(Request) In the entries, find all lines that hold the word "nenhũa" and copy them.

(Collected data)
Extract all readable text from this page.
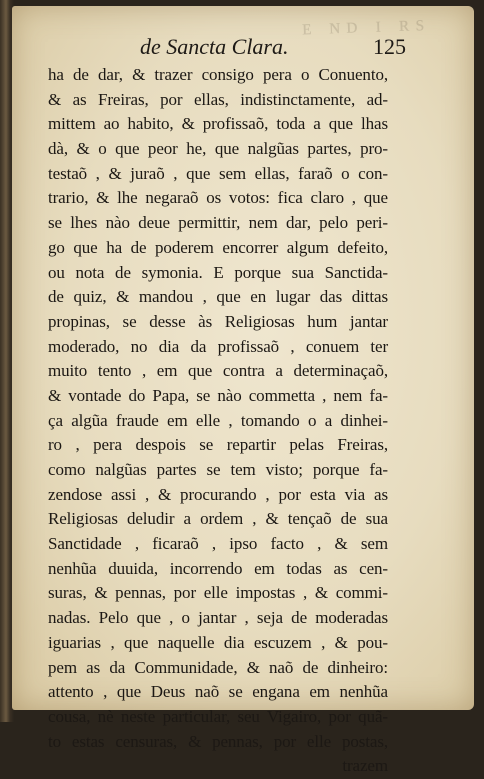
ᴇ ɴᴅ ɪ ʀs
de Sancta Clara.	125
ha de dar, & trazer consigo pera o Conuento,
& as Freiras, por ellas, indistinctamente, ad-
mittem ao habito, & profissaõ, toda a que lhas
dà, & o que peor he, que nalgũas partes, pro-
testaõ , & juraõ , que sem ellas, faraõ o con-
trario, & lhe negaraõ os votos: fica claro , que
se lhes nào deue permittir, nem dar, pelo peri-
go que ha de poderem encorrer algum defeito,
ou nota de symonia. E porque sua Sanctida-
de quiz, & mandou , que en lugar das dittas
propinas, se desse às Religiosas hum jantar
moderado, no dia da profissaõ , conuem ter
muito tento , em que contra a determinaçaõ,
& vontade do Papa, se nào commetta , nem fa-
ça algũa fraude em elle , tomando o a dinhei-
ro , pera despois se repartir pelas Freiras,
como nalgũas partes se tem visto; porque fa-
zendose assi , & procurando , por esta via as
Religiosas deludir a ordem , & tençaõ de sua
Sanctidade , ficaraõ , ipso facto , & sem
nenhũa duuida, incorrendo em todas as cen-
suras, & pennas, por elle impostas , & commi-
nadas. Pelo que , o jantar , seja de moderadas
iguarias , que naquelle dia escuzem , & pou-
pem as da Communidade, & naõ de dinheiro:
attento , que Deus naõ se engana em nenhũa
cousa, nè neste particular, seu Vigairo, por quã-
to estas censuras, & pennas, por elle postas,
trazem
* * *
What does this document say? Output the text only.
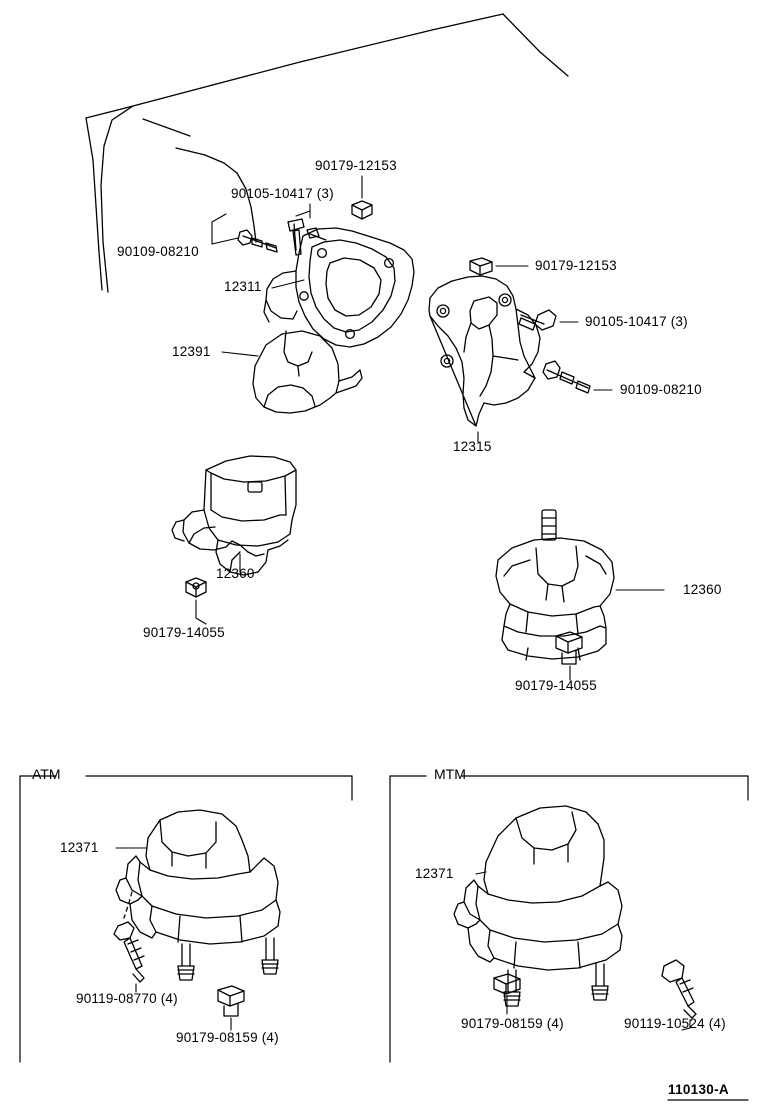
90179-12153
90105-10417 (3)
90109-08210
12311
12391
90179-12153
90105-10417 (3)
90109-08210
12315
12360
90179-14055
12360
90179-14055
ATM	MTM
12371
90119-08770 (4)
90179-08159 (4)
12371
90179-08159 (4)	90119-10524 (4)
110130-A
--
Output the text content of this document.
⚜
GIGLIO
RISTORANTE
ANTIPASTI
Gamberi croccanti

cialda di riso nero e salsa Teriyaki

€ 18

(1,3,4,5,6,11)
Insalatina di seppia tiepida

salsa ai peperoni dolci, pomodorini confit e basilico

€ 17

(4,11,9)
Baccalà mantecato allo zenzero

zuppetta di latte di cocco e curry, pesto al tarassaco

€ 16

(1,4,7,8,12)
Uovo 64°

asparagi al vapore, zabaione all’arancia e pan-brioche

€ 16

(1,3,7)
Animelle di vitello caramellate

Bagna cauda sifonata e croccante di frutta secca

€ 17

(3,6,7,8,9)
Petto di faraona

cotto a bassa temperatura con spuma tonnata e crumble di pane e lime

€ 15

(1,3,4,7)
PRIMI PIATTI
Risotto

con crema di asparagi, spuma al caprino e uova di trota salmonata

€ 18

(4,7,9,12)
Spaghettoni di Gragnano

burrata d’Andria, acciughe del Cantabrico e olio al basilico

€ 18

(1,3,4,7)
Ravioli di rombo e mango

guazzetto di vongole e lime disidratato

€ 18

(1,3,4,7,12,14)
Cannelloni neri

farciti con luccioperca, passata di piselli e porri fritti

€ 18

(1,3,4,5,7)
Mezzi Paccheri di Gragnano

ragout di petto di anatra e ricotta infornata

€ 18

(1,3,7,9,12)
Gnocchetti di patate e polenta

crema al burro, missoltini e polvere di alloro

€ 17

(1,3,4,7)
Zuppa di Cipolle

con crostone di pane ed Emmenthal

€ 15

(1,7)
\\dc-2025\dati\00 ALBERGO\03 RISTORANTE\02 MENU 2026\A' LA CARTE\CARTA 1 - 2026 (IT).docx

(Solution to this problem)
nenhũa duuida, incorrendo em todas as cen-
attento , que Deus naõ se engana em nenhũa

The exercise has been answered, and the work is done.